Single by Jerry Harrison: Casual Gods

from the album Casual Gods
- B-side: "Bobby" (Aboriginal mix)
- Released: January 18, 1988
- Studio: D.V. (Milwaukee, Wisconsin)
- Genre: Funk rock
- Length: 4:10 (album version); 3:30 (edit);
- Label: Sire
- Songwriters: Jerry Harrison; John Sieger; Ernie Brooks;
- Producer: Jerry Harrison

Jerry Harrison singles chronology
| "Five Minutes" (1984) | "Rev It Up" (1988) | "Man with a Gun" (1988) |

Music video
- "Rev It Up" on YouTube

= Rev It Up (song) =

1988 single by Jerry Harrison: Casual Gods

"Rev It Up" is a song by American musician Jerry Harrison, performed with his band Casual Gods. Written by Harrison, John Sieger, and Ernie Brooks, the song features a prominent guitar riff created by Harrison and Alex Weir of American funk band the Brothers Johnson. The track was recorded in a bomb shelter in Milwaukee, Wisconsin, along with most of Harrison's second album, Casual Gods (1988), on which the song appears as the opening track.

"Rev It Up" was released as the album's lead single in the United States in January 1988. The song reached number seven on the US Billboard Album Rock Tracks chart and became a top-10 hit in Australia and New Zealand, peaking at numbers three and six, respectively. The song's music video, directed by Harrison and produced by Bell One Productions, was filmed in New York and features babies at a biker bar riding Big Wheels.

==Background==
In the 2021 podcast "This Must Be Talking Heads", Jerry Harrison explained that before the song's creation and in between recording sessions with Talking Heads, he had returned to his hometown of Milwaukee, Wisconsin, to support his mother. He eventually met a young group of musicians and asked them if they knew where the best recording studio in the city was, and they suggested recording with David Vartanian—whom Harrison had been acquainted with during his childhood—in a studio he had built in a bomb shelter. Vartanian agreed to rent Harrison the studio, and he recorded the entire Casual Gods album there except for "A.K.A. Love", which was recorded at Sigma Sound Studios in New York City.

Speaking about "Rev It Up", Harrison said that the song sounds like an Eddie Cochran track. Alex Weir came up with the track's primary guitar riff during a jam session with Harrison. After creating additional riffs with Weir and several more parts of the instrumental, Harrison began writing the lyrics about a familiar topic: a boy and a girl driving in a car. Harrison co-wrote the rest of the song with John Sieger and Ernie Brooks and produced it himself. "Rev It Up" appears as the opening track on Casual Gods, which was released on January 12, 1988. The single was released in the United States the following week.

================

Tasks to perform:
A - Answer these from the song article:
(i) Which label released the single?
(ii) What position did the song reach on the US Billboard Album Rock Tracks chart?
(iii) Where was "A.K.A. Love" recorded?
B - Update the song article's part that opens with the words containing "1988 single by" and closes with "the opening track.", putting "bass line" wherever "guitar riff" stands.
C - Please turn the paragraph of the song article beginning "Speaking about "Rev It Up"" into a short list that keeps its main facts.

Provided material:
================

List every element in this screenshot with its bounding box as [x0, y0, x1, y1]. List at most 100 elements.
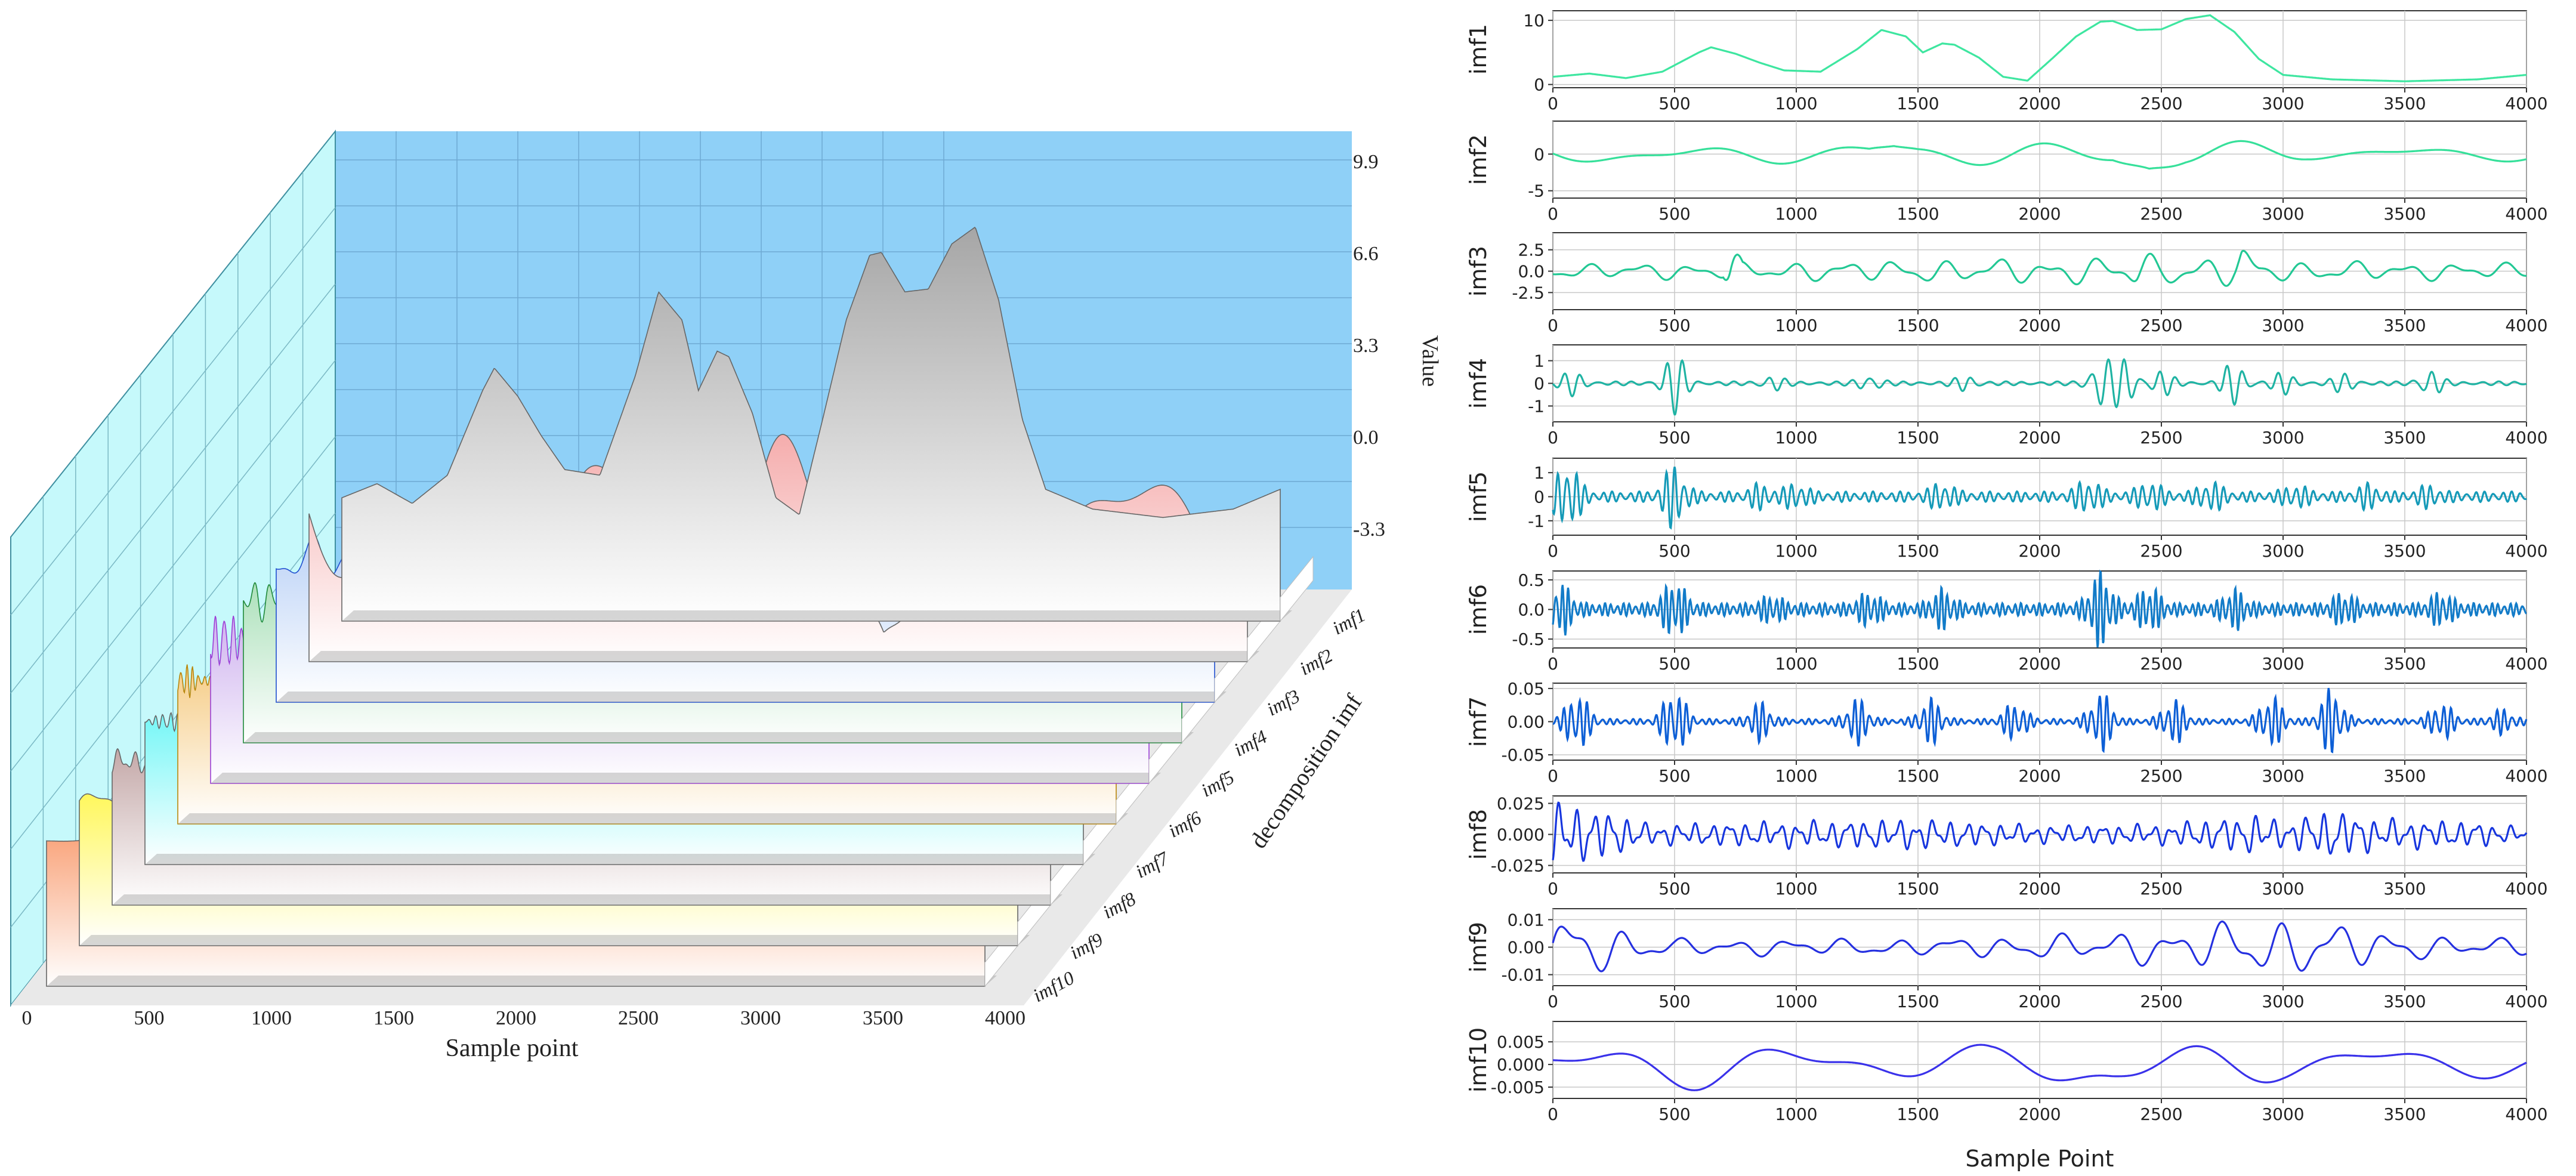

================

Solved problems:
A -
(i) Sire
(ii) Number seven
(iii) At Sigma Sound Studios in New York City

B -
1988 single by Jerry Harrison: Casual Gods

"Rev It Up" is a song by American musician Jerry Harrison, performed with his band Casual Gods. Written by Harrison, John Sieger, and Ernie Brooks, the song features a prominent bass line created by Harrison and Alex Weir of American funk band the Brothers Johnson. The track was recorded in a bomb shelter in Milwaukee, Wisconsin, along with most of Harrison's second album, Casual Gods (1988), on which the song appears as the opening track.

C -
- Harrison said the song sounds like an Eddie Cochran track.
- Alex Weir came up with the primary guitar riff during a jam session with Harrison.
- After creating more riffs and instrumental parts with Weir, Harrison wrote lyrics about a boy and a girl driving in a car.
- Harrison co-wrote the rest of the song with John Sieger and Ernie Brooks and produced it himself.
- The song opens Casual Gods, released January 12, 1988.
- The single came out in the United States the following week.